## [Task brief]
Every line with the string "результатов" should be gathered.

[Data entries]
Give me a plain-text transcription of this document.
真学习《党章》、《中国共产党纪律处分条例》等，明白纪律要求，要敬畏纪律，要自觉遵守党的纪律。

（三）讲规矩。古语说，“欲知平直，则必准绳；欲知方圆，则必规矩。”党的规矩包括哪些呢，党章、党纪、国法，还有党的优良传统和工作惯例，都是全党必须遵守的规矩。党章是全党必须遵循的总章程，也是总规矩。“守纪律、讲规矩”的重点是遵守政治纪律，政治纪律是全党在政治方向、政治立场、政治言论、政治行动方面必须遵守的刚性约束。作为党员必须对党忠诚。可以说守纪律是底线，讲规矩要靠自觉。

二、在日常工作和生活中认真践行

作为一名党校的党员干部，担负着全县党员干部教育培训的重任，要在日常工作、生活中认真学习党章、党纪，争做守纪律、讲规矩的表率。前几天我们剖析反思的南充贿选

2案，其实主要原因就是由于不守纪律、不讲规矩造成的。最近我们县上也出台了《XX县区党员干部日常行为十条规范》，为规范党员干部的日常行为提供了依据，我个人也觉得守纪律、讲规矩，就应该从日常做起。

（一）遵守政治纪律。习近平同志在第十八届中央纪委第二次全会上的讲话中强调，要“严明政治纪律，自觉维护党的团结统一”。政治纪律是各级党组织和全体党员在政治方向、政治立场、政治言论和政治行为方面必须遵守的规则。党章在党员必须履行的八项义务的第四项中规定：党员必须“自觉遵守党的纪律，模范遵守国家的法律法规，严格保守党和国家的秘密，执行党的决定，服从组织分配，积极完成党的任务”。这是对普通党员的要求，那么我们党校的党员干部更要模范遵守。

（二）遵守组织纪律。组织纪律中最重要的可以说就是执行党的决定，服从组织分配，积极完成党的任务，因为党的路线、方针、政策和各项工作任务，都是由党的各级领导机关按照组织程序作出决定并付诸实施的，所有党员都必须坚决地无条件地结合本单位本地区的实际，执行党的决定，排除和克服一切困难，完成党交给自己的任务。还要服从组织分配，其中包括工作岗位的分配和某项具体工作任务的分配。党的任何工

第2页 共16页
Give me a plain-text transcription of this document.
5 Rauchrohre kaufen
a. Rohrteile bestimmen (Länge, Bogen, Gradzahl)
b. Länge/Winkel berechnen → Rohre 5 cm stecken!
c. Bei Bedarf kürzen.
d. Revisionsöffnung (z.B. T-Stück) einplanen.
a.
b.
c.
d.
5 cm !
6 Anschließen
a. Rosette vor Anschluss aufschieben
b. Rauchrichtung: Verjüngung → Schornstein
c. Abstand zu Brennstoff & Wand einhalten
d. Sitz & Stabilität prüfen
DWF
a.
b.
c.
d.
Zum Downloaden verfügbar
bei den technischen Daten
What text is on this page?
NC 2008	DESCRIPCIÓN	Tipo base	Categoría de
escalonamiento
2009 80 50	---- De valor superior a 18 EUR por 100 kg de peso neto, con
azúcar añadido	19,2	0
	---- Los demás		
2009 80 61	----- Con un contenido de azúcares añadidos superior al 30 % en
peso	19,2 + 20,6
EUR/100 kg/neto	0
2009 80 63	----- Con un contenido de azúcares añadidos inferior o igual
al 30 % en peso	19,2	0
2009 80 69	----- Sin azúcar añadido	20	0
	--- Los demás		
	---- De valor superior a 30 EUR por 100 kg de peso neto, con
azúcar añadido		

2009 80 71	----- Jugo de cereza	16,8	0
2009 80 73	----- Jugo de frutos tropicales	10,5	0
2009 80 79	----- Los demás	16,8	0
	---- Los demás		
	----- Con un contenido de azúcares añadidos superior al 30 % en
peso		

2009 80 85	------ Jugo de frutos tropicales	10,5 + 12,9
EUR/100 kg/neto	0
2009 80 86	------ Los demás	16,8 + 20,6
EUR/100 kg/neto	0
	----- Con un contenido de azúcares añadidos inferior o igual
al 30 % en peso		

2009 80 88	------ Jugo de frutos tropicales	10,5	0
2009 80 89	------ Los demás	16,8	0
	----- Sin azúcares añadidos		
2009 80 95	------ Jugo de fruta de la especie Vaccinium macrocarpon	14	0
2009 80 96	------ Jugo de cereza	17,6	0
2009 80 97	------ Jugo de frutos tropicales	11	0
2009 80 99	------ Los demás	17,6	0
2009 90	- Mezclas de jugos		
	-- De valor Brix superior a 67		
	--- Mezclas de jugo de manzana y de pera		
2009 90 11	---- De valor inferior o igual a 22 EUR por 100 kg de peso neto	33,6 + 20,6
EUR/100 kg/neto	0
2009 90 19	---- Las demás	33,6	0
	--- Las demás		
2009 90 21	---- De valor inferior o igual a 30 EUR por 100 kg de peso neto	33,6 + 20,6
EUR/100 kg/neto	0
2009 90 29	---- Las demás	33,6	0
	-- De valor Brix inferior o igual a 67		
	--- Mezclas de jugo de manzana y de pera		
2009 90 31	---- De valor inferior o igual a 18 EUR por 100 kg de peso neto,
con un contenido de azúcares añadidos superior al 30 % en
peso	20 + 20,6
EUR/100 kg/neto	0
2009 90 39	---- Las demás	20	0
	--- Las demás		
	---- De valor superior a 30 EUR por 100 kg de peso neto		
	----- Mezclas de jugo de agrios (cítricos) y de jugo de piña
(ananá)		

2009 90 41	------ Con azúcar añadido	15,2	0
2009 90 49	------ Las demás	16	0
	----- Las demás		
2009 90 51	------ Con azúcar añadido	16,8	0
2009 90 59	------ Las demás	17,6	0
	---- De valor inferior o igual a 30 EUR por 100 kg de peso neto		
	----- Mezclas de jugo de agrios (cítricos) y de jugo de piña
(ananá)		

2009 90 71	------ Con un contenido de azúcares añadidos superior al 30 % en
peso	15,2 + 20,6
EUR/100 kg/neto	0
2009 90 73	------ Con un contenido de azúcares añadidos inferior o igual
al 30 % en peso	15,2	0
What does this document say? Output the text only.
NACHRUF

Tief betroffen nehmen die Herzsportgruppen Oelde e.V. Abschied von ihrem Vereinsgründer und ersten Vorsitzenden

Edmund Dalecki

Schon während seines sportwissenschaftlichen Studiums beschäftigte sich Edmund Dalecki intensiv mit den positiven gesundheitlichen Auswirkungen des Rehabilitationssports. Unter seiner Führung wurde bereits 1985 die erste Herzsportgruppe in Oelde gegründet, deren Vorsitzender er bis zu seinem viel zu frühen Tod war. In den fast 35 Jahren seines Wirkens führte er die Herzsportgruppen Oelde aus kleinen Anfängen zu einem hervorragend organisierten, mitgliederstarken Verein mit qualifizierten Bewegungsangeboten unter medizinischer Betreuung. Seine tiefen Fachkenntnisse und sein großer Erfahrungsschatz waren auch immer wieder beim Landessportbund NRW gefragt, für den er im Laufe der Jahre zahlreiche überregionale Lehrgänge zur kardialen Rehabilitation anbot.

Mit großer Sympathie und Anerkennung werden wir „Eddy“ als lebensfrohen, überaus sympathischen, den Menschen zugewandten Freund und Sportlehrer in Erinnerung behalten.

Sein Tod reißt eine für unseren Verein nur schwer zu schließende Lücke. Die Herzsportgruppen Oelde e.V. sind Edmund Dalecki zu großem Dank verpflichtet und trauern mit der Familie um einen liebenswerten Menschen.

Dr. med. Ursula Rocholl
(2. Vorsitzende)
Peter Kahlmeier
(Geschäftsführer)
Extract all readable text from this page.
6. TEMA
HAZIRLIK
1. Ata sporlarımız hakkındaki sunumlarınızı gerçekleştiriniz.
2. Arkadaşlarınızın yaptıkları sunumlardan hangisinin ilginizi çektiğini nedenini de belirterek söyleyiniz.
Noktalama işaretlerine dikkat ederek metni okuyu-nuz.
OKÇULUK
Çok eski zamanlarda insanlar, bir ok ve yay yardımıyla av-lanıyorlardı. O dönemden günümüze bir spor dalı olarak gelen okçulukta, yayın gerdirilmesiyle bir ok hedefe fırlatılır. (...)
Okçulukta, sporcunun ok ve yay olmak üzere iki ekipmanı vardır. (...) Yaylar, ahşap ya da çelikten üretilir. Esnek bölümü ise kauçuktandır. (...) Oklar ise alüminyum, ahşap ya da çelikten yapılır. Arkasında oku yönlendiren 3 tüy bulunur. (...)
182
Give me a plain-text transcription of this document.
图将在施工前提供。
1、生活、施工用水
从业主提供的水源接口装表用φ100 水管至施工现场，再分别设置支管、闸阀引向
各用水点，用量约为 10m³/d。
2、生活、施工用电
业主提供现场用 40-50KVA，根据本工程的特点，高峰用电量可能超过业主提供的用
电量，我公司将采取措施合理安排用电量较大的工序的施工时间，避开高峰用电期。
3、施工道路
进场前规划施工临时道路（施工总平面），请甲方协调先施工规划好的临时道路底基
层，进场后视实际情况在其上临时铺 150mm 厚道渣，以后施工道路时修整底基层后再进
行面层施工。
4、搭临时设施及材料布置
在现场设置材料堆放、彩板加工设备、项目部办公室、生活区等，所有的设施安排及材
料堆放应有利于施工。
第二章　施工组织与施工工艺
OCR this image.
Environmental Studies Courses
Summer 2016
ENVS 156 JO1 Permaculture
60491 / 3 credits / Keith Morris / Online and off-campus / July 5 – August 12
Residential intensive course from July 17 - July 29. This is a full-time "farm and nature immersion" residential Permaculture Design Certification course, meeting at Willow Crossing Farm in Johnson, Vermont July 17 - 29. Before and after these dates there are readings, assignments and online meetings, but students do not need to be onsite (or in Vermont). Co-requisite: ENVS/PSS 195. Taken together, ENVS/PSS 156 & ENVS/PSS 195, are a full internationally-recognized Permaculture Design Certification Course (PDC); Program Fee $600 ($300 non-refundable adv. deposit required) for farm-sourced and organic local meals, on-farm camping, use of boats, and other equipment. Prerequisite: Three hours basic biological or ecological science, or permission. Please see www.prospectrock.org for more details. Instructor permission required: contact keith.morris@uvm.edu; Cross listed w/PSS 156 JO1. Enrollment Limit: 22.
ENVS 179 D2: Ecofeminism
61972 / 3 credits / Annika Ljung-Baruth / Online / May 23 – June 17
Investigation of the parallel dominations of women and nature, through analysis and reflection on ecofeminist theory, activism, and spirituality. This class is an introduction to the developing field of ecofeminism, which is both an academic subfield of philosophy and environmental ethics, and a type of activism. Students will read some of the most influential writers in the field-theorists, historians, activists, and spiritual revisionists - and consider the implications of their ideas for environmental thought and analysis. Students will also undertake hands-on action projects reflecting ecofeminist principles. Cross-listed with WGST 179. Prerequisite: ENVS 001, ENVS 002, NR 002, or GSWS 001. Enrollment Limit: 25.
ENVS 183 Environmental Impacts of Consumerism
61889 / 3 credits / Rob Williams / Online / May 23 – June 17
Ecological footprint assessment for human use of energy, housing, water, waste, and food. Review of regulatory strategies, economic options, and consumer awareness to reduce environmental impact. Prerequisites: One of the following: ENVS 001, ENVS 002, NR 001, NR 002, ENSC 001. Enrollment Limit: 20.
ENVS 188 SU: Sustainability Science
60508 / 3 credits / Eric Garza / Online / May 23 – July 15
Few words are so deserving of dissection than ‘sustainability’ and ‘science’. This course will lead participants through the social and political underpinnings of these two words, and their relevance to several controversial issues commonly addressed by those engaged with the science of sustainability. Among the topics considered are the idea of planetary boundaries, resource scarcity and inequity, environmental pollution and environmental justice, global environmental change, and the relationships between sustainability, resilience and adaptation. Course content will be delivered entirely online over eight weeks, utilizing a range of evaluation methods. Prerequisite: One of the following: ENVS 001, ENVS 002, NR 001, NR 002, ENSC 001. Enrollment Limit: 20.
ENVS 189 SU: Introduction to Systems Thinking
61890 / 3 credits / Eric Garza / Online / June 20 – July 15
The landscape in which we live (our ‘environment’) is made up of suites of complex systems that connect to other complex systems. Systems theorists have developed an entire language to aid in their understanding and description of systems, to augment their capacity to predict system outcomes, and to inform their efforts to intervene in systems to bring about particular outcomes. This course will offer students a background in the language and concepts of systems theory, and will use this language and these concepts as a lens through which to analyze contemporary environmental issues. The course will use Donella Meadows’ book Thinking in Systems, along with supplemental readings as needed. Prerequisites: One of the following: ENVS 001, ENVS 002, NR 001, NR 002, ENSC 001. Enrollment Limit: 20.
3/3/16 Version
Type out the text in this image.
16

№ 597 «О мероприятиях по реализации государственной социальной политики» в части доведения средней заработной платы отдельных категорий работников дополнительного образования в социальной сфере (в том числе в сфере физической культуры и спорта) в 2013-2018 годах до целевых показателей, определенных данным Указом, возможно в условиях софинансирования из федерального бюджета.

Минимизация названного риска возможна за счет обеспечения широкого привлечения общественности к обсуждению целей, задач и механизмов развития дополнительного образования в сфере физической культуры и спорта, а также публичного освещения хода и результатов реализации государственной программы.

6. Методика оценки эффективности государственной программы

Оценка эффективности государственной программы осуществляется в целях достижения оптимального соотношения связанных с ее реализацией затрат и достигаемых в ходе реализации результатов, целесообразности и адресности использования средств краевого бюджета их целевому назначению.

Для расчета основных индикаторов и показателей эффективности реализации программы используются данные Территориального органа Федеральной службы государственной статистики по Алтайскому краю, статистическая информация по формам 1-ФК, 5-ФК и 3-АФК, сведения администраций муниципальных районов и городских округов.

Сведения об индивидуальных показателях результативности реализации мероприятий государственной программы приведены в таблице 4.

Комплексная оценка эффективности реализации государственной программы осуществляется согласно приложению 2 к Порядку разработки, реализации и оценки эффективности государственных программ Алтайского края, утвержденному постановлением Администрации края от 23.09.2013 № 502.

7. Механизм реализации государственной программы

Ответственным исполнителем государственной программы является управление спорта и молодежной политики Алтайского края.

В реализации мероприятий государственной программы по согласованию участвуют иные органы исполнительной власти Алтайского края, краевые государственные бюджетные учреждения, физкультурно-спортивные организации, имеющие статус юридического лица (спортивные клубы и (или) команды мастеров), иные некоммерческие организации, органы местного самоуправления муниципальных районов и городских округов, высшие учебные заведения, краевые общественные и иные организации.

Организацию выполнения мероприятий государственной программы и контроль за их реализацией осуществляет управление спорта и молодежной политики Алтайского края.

## [Full output]
Минимизация названного риска возможна за счет обеспечения широкого привлечения общественности к обсуждению целей, задач и механизмов развития дополнительного образования в сфере физической культуры и спорта, а также публичного освещения хода и результатов реализации государственной программы.
Оценка эффективности государственной программы осуществляется в целях достижения оптимального соотношения связанных с ее реализацией затрат и достигаемых в ходе реализации результатов, целесообразности и адресности использования средств краевого бюджета их целевому назначению.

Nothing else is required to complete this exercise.